_REQUIRED WORK_: Extract each line of the data and write it out again exactly.

_SUPPLIED MATERIAL_:
+++++
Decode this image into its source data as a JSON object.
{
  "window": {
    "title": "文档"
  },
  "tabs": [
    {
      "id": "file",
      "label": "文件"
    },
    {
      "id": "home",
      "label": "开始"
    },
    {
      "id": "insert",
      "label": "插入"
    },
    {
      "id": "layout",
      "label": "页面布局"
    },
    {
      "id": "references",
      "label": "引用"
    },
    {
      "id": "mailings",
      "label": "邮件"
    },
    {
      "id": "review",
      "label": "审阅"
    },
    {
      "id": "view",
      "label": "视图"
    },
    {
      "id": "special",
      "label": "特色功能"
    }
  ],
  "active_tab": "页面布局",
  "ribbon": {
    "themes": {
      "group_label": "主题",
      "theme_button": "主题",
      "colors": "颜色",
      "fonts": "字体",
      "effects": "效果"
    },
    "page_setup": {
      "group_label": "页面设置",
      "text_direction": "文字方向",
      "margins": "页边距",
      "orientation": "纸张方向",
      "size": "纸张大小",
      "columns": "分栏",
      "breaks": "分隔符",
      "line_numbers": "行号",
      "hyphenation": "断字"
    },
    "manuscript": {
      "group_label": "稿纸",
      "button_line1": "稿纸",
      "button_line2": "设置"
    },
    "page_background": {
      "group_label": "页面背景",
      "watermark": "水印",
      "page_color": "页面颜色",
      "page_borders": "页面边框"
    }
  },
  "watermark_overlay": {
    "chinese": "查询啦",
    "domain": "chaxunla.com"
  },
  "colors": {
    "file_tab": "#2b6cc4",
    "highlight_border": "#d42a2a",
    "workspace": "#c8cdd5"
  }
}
+++++
_WRITTEN SOLUTION_:
Decode this image into its source data as a JSON object.
{
  "window": {
    "title": "文档"
  },
  "tabs": [
    {
      "id": "file",
      "label": "文件"
    },
    {
      "id": "home",
      "label": "开始"
    },
    {
      "id": "insert",
      "label": "插入"
    },
    {
      "id": "layout",
      "label": "页面布局"
    },
    {
      "id": "references",
      "label": "引用"
    },
    {
      "id": "mailings",
      "label": "邮件"
    },
    {
      "id": "review",
      "label": "审阅"
    },
    {
      "id": "view",
      "label": "视图"
    },
    {
      "id": "special",
      "label": "特色功能"
    }
  ],
  "active_tab": "页面布局",
  "ribbon": {
    "themes": {
      "group_label": "主题",
      "theme_button": "主题",
      "colors": "颜色",
      "fonts": "字体",
      "effects": "效果"
    },
    "page_setup": {
      "group_label": "页面设置",
      "text_direction": "文字方向",
      "margins": "页边距",
      "orientation": "纸张方向",
      "size": "纸张大小",
      "columns": "分栏",
      "breaks": "分隔符",
      "line_numbers": "行号",
      "hyphenation": "断字"
    },
    "manuscript": {
      "group_label": "稿纸",
      "button_line1": "稿纸",
      "button_line2": "设置"
    },
    "page_background": {
      "group_label": "页面背景",
      "watermark": "水印",
      "page_color": "页面颜色",
      "page_borders": "页面边框"
    }
  },
  "watermark_overlay": {
    "chinese": "查询啦",
    "domain": "chaxunla.com"
  },
  "colors": {
    "file_tab": "#2b6cc4",
    "highlight_border": "#d42a2a",
    "workspace": "#c8cdd5"
  }
}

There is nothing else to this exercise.